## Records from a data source
========================================================================
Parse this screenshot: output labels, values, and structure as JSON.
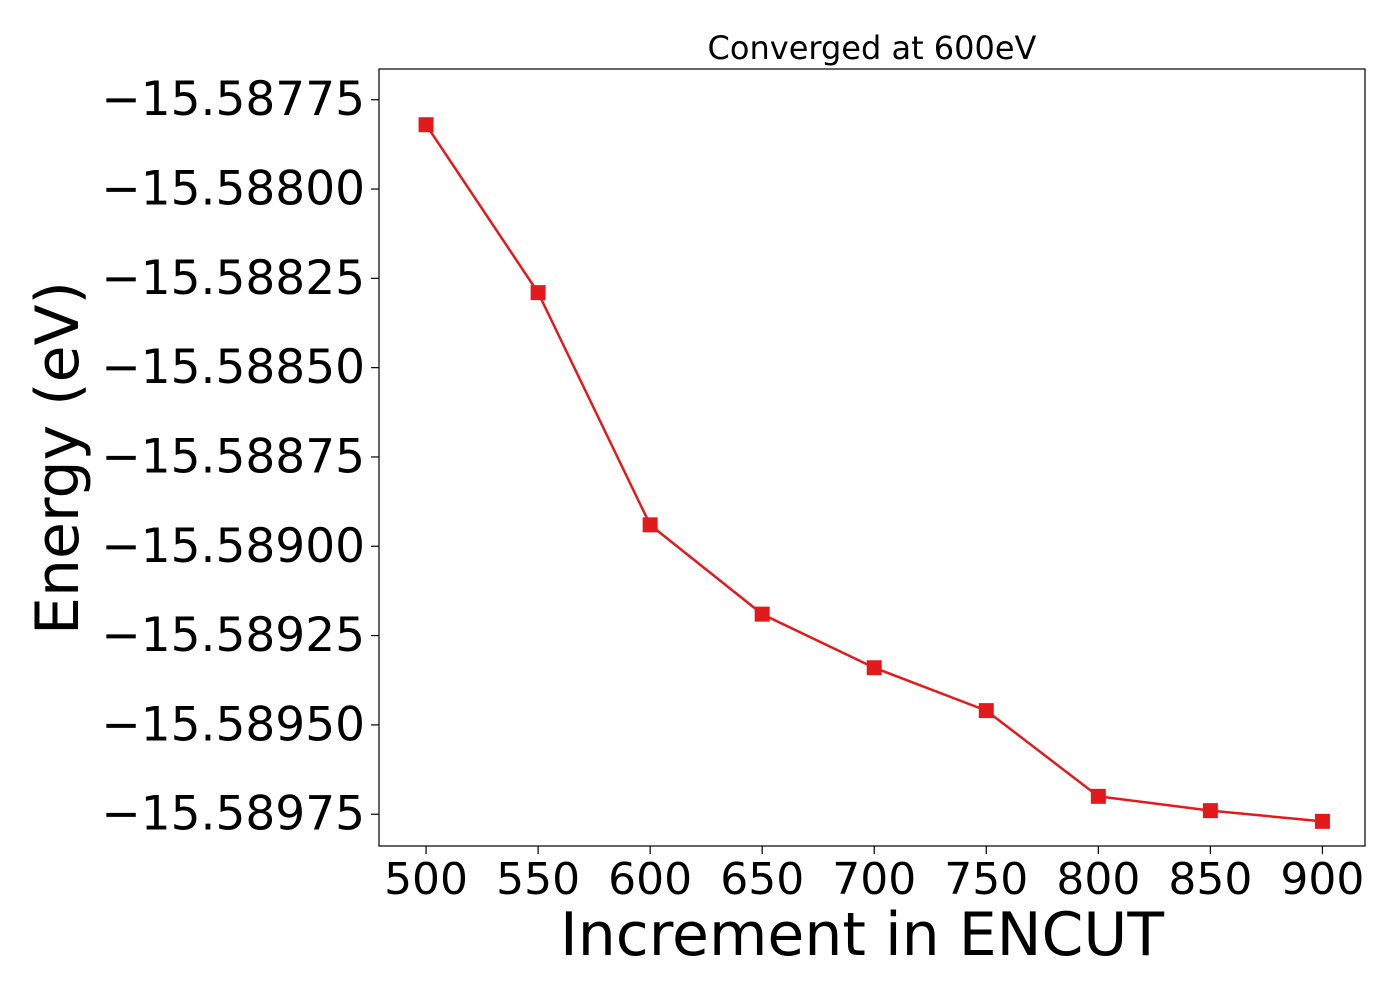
{
  "chart_data": {
    "type": "line",
    "title": "Converged at 600eV",
    "xlabel": "Increment in ENCUT",
    "ylabel": "Energy (eV)",
    "x": [
      500,
      550,
      600,
      650,
      700,
      750,
      800,
      850,
      900
    ],
    "series": [
      {
        "values": [
          -15.58782,
          -15.58829,
          -15.58894,
          -15.58919,
          -15.58934,
          -15.58946,
          -15.5897,
          -15.58974,
          -15.58977
        ],
        "color": "#e31a1c",
        "marker": "square"
      }
    ],
    "xlim": [
      479,
      919
    ],
    "ylim": [
      -15.589839,
      -15.587664
    ],
    "xticks": [
      500,
      550,
      600,
      650,
      700,
      750,
      800,
      850,
      900
    ],
    "xtick_labels": [
      "500",
      "550",
      "600",
      "650",
      "700",
      "750",
      "800",
      "850",
      "900"
    ],
    "yticks": [
      -15.58775,
      -15.588,
      -15.58825,
      -15.5885,
      -15.58875,
      -15.589,
      -15.58925,
      -15.5895,
      -15.58975
    ],
    "ytick_labels": [
      "−15.58775",
      "−15.58800",
      "−15.58825",
      "−15.58850",
      "−15.58875",
      "−15.58900",
      "−15.58925",
      "−15.58950",
      "−15.58975"
    ],
    "grid": false,
    "legend": "none"
  }
}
========================================================================
## Required work
Identify all lines in the records above with the word "values".

## Response to the task
Parse this screenshot: output labels, values, and structure as JSON.
        "values": [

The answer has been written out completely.